Copy the listing below line for line, leaving every character unchanged.
══ Rows
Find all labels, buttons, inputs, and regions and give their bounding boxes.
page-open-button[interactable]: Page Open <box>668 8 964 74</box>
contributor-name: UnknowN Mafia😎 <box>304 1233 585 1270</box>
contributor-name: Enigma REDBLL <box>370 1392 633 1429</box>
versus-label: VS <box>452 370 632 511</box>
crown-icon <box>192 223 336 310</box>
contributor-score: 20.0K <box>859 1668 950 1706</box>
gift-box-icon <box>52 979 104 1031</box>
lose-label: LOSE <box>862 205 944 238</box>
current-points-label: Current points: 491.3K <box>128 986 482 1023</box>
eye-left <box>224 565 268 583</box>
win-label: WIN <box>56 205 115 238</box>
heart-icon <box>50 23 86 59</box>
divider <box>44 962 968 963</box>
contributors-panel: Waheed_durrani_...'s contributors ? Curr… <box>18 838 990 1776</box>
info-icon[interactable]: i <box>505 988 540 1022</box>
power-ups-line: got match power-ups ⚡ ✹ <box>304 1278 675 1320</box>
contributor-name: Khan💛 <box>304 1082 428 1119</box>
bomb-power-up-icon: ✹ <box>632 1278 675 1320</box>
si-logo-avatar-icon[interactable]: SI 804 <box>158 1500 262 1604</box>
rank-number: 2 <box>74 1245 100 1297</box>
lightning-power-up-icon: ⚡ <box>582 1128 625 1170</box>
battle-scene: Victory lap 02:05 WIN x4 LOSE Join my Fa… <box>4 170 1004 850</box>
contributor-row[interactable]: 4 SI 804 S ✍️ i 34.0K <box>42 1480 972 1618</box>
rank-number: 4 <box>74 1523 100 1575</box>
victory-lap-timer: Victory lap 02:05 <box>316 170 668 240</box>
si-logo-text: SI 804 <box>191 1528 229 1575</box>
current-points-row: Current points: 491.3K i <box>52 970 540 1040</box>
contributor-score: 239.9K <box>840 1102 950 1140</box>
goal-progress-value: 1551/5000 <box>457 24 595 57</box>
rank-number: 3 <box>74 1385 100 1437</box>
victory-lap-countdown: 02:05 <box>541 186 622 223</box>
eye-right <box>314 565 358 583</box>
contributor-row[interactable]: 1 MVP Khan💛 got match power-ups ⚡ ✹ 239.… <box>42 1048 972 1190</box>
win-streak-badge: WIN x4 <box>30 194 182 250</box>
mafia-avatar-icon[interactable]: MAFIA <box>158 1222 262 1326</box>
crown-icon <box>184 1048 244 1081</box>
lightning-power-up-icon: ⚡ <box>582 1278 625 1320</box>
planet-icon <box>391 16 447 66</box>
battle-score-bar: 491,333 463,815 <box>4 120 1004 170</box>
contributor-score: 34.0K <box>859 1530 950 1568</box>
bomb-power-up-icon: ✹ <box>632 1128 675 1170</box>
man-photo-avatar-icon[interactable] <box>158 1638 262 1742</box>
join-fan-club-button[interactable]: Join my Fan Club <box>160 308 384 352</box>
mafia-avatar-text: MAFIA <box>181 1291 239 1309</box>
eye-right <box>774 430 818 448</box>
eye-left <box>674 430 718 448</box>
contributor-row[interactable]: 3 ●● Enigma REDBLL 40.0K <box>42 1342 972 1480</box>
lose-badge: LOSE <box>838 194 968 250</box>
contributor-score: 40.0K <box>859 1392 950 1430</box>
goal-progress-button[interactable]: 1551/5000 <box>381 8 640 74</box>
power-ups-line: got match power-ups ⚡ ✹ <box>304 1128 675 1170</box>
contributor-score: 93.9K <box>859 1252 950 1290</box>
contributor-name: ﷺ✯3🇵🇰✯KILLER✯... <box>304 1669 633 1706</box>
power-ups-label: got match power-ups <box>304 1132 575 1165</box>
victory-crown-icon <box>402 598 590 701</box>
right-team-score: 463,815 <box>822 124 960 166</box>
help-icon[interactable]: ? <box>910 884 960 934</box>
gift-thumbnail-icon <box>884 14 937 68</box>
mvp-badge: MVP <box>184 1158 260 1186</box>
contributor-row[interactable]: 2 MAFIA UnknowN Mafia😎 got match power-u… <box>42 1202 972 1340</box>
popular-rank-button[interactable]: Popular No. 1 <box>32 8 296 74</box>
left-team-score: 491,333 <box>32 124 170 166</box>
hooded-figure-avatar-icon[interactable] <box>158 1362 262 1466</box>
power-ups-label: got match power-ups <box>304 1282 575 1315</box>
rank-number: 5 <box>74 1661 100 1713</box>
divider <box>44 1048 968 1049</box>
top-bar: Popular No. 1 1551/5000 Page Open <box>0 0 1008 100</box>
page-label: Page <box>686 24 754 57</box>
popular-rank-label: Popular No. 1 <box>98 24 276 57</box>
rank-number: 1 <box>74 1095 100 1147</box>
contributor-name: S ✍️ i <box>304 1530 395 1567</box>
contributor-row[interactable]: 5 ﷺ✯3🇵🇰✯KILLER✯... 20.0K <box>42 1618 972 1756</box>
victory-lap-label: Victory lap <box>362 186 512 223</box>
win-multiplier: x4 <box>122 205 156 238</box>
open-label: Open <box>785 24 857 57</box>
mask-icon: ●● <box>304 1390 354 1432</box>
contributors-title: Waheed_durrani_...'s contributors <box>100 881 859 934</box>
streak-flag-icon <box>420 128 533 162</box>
════
Correct output |
Find all labels, buttons, inputs, and regions and give their bounding boxes.
page-open-button[interactable]: Page Open <box>668 8 964 74</box>
contributor-name: UnknowN Mafia😎 <box>304 1233 585 1270</box>
contributor-name: Enigma REDBLL <box>370 1392 633 1429</box>
versus-label: VS <box>452 370 632 511</box>
crown-icon <box>192 223 336 310</box>
contributor-score: 20.0K <box>859 1668 950 1706</box>
gift-box-icon <box>52 979 104 1031</box>
lose-label: LOSE <box>862 205 944 238</box>
current-points-label: Current points: 491.3K <box>128 986 482 1023</box>
eye-left <box>224 565 268 583</box>
win-label: WIN <box>56 205 115 238</box>
heart-icon <box>50 23 86 59</box>
divider <box>44 962 968 963</box>
contributors-panel: Waheed_durrani_...'s contributors ? Curr… <box>18 838 990 1776</box>
info-icon[interactable]: i <box>505 988 540 1022</box>
power-ups-line: got match power-ups ⚡ ✹ <box>304 1278 675 1320</box>
contributor-name: Khan💛 <box>304 1082 428 1119</box>
bomb-power-up-icon: ✹ <box>632 1278 675 1320</box>
si-logo-avatar-icon[interactable]: SI 804 <box>158 1500 262 1604</box>
rank-number: 2 <box>74 1245 100 1297</box>
lightning-power-up-icon: ⚡ <box>582 1128 625 1170</box>
battle-scene: Victory lap 02:05 WIN x4 LOSE Join my Fa… <box>4 170 1004 850</box>
contributor-row[interactable]: 4 SI 804 S ✍️ i 34.0K <box>42 1480 972 1618</box>
rank-number: 4 <box>74 1523 100 1575</box>
victory-lap-timer: Victory lap 02:05 <box>316 170 668 240</box>
si-logo-text: SI 804 <box>191 1528 229 1575</box>
current-points-row: Current points: 491.3K i <box>52 970 540 1040</box>
contributor-score: 239.9K <box>840 1102 950 1140</box>
goal-progress-value: 1551/5000 <box>457 24 595 57</box>
rank-number: 3 <box>74 1385 100 1437</box>
victory-lap-countdown: 02:05 <box>541 186 622 223</box>
eye-right <box>314 565 358 583</box>
contributor-row[interactable]: 1 MVP Khan💛 got match power-ups ⚡ ✹ 239.… <box>42 1048 972 1190</box>
win-streak-badge: WIN x4 <box>30 194 182 250</box>
mafia-avatar-icon[interactable]: MAFIA <box>158 1222 262 1326</box>
crown-icon <box>184 1048 244 1081</box>
lightning-power-up-icon: ⚡ <box>582 1278 625 1320</box>
planet-icon <box>391 16 447 66</box>
battle-score-bar: 491,333 463,815 <box>4 120 1004 170</box>
contributor-score: 34.0K <box>859 1530 950 1568</box>
bomb-power-up-icon: ✹ <box>632 1128 675 1170</box>
man-photo-avatar-icon[interactable] <box>158 1638 262 1742</box>
join-fan-club-button[interactable]: Join my Fan Club <box>160 308 384 352</box>
mafia-avatar-text: MAFIA <box>181 1291 239 1309</box>
eye-right <box>774 430 818 448</box>
eye-left <box>674 430 718 448</box>
contributor-row[interactable]: 3 ●● Enigma REDBLL 40.0K <box>42 1342 972 1480</box>
lose-badge: LOSE <box>838 194 968 250</box>
contributor-score: 40.0K <box>859 1392 950 1430</box>
goal-progress-button[interactable]: 1551/5000 <box>381 8 640 74</box>
power-ups-line: got match power-ups ⚡ ✹ <box>304 1128 675 1170</box>
contributor-score: 93.9K <box>859 1252 950 1290</box>
contributor-name: ﷺ✯3🇵🇰✯KILLER✯... <box>304 1669 633 1706</box>
power-ups-label: got match power-ups <box>304 1132 575 1165</box>
victory-crown-icon <box>402 598 590 701</box>
right-team-score: 463,815 <box>822 124 960 166</box>
help-icon[interactable]: ? <box>910 884 960 934</box>
gift-thumbnail-icon <box>884 14 937 68</box>
mvp-badge: MVP <box>184 1158 260 1186</box>
contributor-row[interactable]: 2 MAFIA UnknowN Mafia😎 got match power-u… <box>42 1202 972 1340</box>
popular-rank-button[interactable]: Popular No. 1 <box>32 8 296 74</box>
left-team-score: 491,333 <box>32 124 170 166</box>
hooded-figure-avatar-icon[interactable] <box>158 1362 262 1466</box>
power-ups-label: got match power-ups <box>304 1282 575 1315</box>
rank-number: 5 <box>74 1661 100 1713</box>
divider <box>44 1048 968 1049</box>
top-bar: Popular No. 1 1551/5000 Page Open <box>0 0 1008 100</box>
page-label: Page <box>686 24 754 57</box>
popular-rank-label: Popular No. 1 <box>98 24 276 57</box>
rank-number: 1 <box>74 1095 100 1147</box>
contributor-name: S ✍️ i <box>304 1530 395 1567</box>
contributor-row[interactable]: 5 ﷺ✯3🇵🇰✯KILLER✯... 20.0K <box>42 1618 972 1756</box>
victory-lap-label: Victory lap <box>362 186 512 223</box>
win-multiplier: x4 <box>122 205 156 238</box>
open-label: Open <box>785 24 857 57</box>
mask-icon: ●● <box>304 1390 354 1432</box>
contributors-title: Waheed_durrani_...'s contributors <box>100 881 859 934</box>
streak-flag-icon <box>420 128 533 162</box>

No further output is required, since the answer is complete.